- _TASK DESCRIPTION_: Reproduce the entries word for word, and omit any picture you find in them.

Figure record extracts
====================

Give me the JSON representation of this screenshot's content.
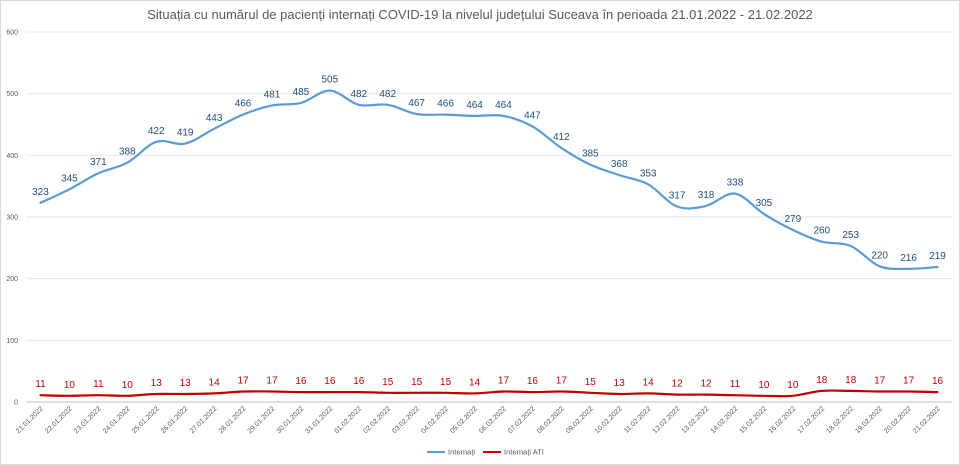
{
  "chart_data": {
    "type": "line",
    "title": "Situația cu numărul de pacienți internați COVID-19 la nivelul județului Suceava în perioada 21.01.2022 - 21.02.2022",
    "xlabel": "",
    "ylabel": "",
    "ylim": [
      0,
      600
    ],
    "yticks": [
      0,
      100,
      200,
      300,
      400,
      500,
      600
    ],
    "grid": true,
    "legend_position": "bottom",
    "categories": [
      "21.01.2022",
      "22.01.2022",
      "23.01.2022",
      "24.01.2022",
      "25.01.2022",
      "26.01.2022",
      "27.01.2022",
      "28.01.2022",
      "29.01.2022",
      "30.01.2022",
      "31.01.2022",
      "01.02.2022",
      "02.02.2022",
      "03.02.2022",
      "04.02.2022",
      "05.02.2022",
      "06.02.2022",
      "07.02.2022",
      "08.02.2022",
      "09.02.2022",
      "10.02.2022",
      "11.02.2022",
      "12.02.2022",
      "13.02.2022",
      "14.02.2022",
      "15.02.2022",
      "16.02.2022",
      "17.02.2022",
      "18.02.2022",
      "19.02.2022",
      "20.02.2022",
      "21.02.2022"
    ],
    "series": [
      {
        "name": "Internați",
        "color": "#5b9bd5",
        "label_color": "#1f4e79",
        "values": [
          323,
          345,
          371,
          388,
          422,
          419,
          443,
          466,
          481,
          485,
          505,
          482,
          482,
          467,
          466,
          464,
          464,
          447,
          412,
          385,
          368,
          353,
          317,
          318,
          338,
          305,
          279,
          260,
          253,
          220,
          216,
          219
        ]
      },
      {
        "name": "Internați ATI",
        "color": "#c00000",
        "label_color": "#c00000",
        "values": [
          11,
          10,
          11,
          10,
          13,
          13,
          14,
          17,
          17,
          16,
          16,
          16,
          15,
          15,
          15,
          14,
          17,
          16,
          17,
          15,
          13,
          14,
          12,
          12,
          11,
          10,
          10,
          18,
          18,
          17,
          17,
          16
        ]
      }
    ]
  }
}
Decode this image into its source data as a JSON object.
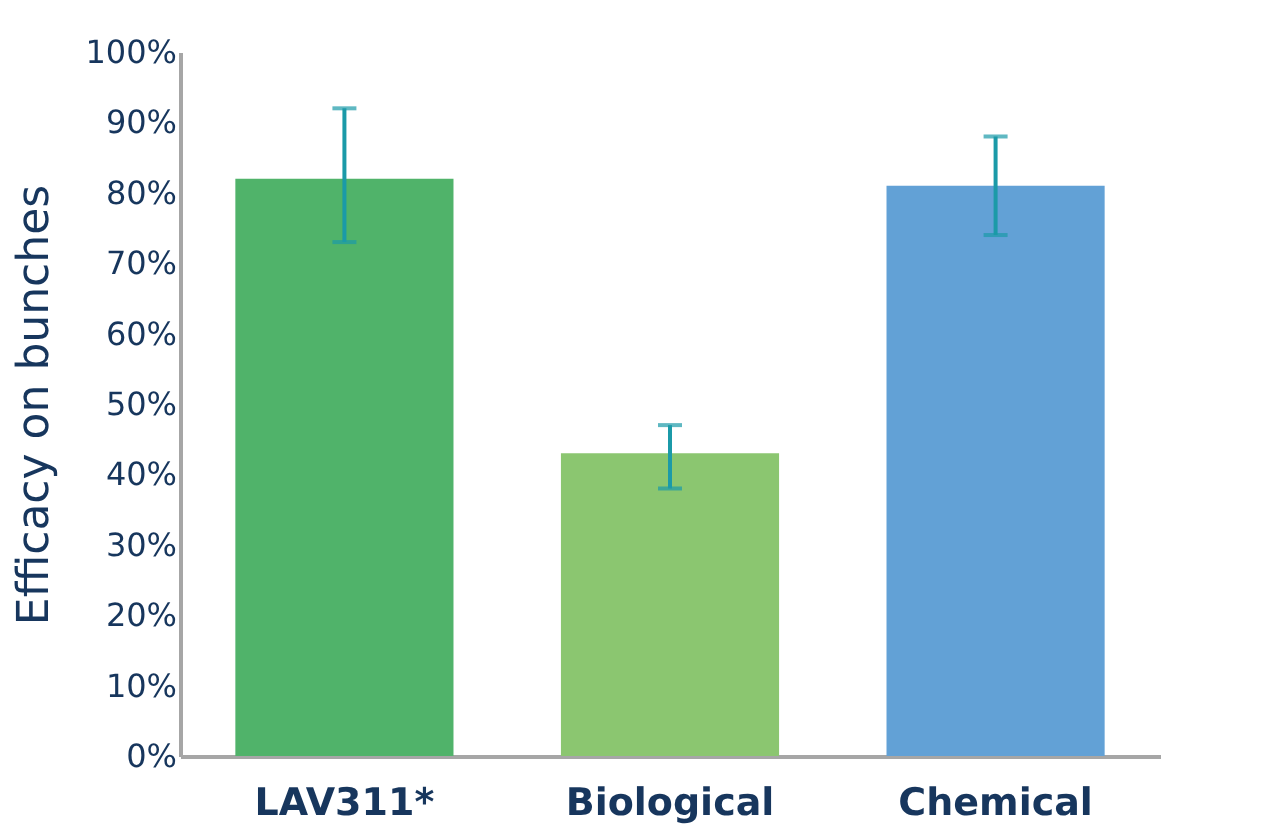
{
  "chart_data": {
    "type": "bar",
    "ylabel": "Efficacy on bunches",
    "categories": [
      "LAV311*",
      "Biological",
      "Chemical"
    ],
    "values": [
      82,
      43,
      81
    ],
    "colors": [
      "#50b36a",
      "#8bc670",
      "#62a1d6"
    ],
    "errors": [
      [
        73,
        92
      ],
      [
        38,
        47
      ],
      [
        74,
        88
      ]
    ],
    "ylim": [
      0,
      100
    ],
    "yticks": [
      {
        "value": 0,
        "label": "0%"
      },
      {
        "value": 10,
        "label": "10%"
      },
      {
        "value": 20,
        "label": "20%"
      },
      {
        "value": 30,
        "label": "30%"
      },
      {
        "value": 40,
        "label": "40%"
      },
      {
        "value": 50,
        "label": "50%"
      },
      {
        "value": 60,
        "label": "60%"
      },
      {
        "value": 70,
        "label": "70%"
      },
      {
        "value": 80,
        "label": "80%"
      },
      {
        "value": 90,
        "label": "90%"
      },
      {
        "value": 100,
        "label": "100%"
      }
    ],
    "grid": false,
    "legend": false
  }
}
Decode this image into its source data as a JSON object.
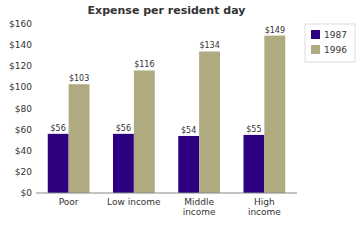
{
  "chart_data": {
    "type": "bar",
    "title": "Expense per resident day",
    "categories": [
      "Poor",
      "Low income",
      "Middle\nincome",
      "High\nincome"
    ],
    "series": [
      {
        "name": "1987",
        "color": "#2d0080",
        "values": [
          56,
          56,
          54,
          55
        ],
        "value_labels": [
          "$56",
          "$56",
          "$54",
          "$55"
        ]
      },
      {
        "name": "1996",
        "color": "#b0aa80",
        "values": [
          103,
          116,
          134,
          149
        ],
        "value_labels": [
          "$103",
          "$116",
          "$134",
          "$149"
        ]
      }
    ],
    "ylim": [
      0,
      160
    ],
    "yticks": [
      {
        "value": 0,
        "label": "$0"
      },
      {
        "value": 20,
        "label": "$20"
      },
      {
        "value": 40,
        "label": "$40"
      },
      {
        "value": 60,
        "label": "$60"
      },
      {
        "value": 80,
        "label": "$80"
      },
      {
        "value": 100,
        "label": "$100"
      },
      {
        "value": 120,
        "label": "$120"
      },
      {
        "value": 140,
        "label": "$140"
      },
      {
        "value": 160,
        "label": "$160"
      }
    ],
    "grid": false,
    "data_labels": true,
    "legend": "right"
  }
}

====================

- _COMPLETE OUTPUT_:
Give me the JSON representation of this screenshot's content.
{
  "chart_data": {
    "type": "line",
    "title": "Situația cu numărul de pacienți internați COVID-19 la nivelul județului Suceava în perioada 21.01.2022 - 21.02.2022",
    "xlabel": "",
    "ylabel": "",
    "ylim": [
      0,
      600
    ],
    "yticks": [
      0,
      100,
      200,
      300,
      400,
      500,
      600
    ],
    "grid": true,
    "legend_position": "bottom",
    "categories": [
      "21.01.2022",
      "22.01.2022",
      "23.01.2022",
      "24.01.2022",
      "25.01.2022",
      "26.01.2022",
      "27.01.2022",
      "28.01.2022",
      "29.01.2022",
      "30.01.2022",
      "31.01.2022",
      "01.02.2022",
      "02.02.2022",
      "03.02.2022",
      "04.02.2022",
      "05.02.2022",
      "06.02.2022",
      "07.02.2022",
      "08.02.2022",
      "09.02.2022",
      "10.02.2022",
      "11.02.2022",
      "12.02.2022",
      "13.02.2022",
      "14.02.2022",
      "15.02.2022",
      "16.02.2022",
      "17.02.2022",
      "18.02.2022",
      "19.02.2022",
      "20.02.2022",
      "21.02.2022"
    ],
    "series": [
      {
        "name": "Internați",
        "color": "#5b9bd5",
        "label_color": "#1f4e79",
        "values": [
          323,
          345,
          371,
          388,
          422,
          419,
          443,
          466,
          481,
          485,
          505,
          482,
          482,
          467,
          466,
          464,
          464,
          447,
          412,
          385,
          368,
          353,
          317,
          318,
          338,
          305,
          279,
          260,
          253,
          220,
          216,
          219
        ]
      },
      {
        "name": "Internați ATI",
        "color": "#c00000",
        "label_color": "#c00000",
        "values": [
          11,
          10,
          11,
          10,
          13,
          13,
          14,
          17,
          17,
          16,
          16,
          16,
          15,
          15,
          15,
          14,
          17,
          16,
          17,
          15,
          13,
          14,
          12,
          12,
          11,
          10,
          10,
          18,
          18,
          17,
          17,
          16
        ]
      }
    ]
  }
}
Decode this image into its source data as a JSON object.
{
  "chart_data": {
    "type": "bar",
    "ylabel": "Efficacy on bunches",
    "categories": [
      "LAV311*",
      "Biological",
      "Chemical"
    ],
    "values": [
      82,
      43,
      81
    ],
    "colors": [
      "#50b36a",
      "#8bc670",
      "#62a1d6"
    ],
    "errors": [
      [
        73,
        92
      ],
      [
        38,
        47
      ],
      [
        74,
        88
      ]
    ],
    "ylim": [
      0,
      100
    ],
    "yticks": [
      {
        "value": 0,
        "label": "0%"
      },
      {
        "value": 10,
        "label": "10%"
      },
      {
        "value": 20,
        "label": "20%"
      },
      {
        "value": 30,
        "label": "30%"
      },
      {
        "value": 40,
        "label": "40%"
      },
      {
        "value": 50,
        "label": "50%"
      },
      {
        "value": 60,
        "label": "60%"
      },
      {
        "value": 70,
        "label": "70%"
      },
      {
        "value": 80,
        "label": "80%"
      },
      {
        "value": 90,
        "label": "90%"
      },
      {
        "value": 100,
        "label": "100%"
      }
    ],
    "grid": false,
    "legend": false
  }
}
Decode this image into its source data as a JSON object.
{
  "chart_data": {
    "type": "bar",
    "title": "Expense per resident day",
    "categories": [
      "Poor",
      "Low income",
      "Middle\nincome",
      "High\nincome"
    ],
    "series": [
      {
        "name": "1987",
        "color": "#2d0080",
        "values": [
          56,
          56,
          54,
          55
        ],
        "value_labels": [
          "$56",
          "$56",
          "$54",
          "$55"
        ]
      },
      {
        "name": "1996",
        "color": "#b0aa80",
        "values": [
          103,
          116,
          134,
          149
        ],
        "value_labels": [
          "$103",
          "$116",
          "$134",
          "$149"
        ]
      }
    ],
    "ylim": [
      0,
      160
    ],
    "yticks": [
      {
        "value": 0,
        "label": "$0"
      },
      {
        "value": 20,
        "label": "$20"
      },
      {
        "value": 40,
        "label": "$40"
      },
      {
        "value": 60,
        "label": "$60"
      },
      {
        "value": 80,
        "label": "$80"
      },
      {
        "value": 100,
        "label": "$100"
      },
      {
        "value": 120,
        "label": "$120"
      },
      {
        "value": 140,
        "label": "$140"
      },
      {
        "value": 160,
        "label": "$160"
      }
    ],
    "grid": false,
    "data_labels": true,
    "legend": "right"
  }
}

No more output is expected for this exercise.